Aim — Gather all lines with "обеспечения" from the records.

+ + + + + + +

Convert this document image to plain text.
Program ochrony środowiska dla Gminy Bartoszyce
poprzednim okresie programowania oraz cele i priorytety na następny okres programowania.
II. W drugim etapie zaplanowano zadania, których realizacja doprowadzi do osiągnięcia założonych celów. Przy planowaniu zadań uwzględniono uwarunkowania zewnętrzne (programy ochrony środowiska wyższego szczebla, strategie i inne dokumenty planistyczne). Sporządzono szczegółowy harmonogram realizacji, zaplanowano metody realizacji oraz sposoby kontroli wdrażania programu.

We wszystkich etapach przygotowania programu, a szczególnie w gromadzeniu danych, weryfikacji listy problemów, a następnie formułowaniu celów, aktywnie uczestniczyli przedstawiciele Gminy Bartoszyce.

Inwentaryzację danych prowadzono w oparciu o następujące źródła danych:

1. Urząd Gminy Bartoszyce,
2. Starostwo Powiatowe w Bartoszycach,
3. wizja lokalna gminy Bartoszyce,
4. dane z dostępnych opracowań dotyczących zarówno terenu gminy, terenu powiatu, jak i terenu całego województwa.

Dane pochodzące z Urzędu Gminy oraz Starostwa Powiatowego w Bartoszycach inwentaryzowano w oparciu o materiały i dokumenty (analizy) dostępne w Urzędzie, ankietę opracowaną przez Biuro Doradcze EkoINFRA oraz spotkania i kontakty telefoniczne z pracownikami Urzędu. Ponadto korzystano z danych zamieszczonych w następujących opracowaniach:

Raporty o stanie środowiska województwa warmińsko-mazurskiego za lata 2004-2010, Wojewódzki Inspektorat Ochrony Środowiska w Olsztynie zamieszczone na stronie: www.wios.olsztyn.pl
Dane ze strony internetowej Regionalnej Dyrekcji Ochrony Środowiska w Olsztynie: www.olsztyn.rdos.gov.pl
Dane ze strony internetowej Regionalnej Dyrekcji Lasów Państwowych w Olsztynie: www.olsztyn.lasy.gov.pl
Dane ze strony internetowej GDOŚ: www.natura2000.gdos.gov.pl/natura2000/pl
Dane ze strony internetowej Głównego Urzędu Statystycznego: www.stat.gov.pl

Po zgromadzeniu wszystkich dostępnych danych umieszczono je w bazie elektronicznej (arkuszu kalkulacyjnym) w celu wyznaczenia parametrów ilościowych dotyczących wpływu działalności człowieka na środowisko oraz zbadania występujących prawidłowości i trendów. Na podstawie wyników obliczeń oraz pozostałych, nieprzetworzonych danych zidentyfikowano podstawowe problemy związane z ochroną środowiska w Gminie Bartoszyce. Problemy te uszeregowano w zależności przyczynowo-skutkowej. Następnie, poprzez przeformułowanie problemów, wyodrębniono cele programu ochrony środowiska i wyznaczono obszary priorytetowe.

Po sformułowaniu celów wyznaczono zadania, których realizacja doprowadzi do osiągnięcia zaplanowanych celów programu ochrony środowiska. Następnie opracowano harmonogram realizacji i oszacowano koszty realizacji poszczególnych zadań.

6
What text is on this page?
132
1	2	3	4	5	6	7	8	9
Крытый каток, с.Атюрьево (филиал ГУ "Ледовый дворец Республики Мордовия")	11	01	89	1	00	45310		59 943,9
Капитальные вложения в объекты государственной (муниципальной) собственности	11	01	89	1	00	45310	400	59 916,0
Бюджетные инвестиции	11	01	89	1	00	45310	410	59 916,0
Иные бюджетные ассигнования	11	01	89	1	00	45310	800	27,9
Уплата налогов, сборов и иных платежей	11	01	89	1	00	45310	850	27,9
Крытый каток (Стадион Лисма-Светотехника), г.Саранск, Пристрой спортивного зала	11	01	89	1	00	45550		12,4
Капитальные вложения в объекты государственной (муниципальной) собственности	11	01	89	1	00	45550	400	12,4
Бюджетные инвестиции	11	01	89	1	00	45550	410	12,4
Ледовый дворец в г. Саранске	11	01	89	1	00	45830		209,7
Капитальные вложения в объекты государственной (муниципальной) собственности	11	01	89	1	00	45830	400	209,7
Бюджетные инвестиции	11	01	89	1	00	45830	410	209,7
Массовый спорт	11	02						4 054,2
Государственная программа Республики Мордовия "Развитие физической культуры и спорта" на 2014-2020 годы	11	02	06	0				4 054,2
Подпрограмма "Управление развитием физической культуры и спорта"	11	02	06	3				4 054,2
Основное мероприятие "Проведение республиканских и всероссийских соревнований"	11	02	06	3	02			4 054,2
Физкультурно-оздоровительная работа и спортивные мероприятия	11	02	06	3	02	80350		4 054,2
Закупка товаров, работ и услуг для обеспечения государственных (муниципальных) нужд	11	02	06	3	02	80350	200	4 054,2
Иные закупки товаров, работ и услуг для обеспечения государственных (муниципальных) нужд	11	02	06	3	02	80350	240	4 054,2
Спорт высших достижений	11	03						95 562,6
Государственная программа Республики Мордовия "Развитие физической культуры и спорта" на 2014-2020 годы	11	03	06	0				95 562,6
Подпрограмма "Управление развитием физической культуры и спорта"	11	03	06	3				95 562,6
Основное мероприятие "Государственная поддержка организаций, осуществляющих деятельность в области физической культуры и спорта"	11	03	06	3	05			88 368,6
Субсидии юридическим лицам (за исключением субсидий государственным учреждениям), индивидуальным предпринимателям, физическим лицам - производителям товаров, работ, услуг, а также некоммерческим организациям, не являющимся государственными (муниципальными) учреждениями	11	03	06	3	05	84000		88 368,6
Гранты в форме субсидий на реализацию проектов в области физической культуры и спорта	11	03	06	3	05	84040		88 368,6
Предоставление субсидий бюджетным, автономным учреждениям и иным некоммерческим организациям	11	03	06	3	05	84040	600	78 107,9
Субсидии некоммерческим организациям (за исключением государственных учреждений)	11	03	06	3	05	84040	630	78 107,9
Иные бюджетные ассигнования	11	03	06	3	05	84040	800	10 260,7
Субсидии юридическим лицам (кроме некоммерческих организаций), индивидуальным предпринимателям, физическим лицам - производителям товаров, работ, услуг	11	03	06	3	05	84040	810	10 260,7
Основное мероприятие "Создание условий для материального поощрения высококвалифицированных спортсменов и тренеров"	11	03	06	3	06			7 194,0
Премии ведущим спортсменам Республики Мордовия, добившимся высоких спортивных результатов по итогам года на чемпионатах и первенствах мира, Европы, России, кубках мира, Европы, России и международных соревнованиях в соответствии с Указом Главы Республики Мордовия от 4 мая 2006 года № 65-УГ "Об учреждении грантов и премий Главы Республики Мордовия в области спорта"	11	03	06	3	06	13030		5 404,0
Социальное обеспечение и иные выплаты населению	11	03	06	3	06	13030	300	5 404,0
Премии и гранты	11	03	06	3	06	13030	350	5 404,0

+ + + + + + +

Solution —
Закупка товаров, работ и услуг для обеспечения государственных (муниципальных) нужд	11	02	06	3	02	80350	200	4 054,2
Иные закупки товаров, работ и услуг для обеспечения государственных (муниципальных) нужд	11	02	06	3	02	80350	240	4 054,2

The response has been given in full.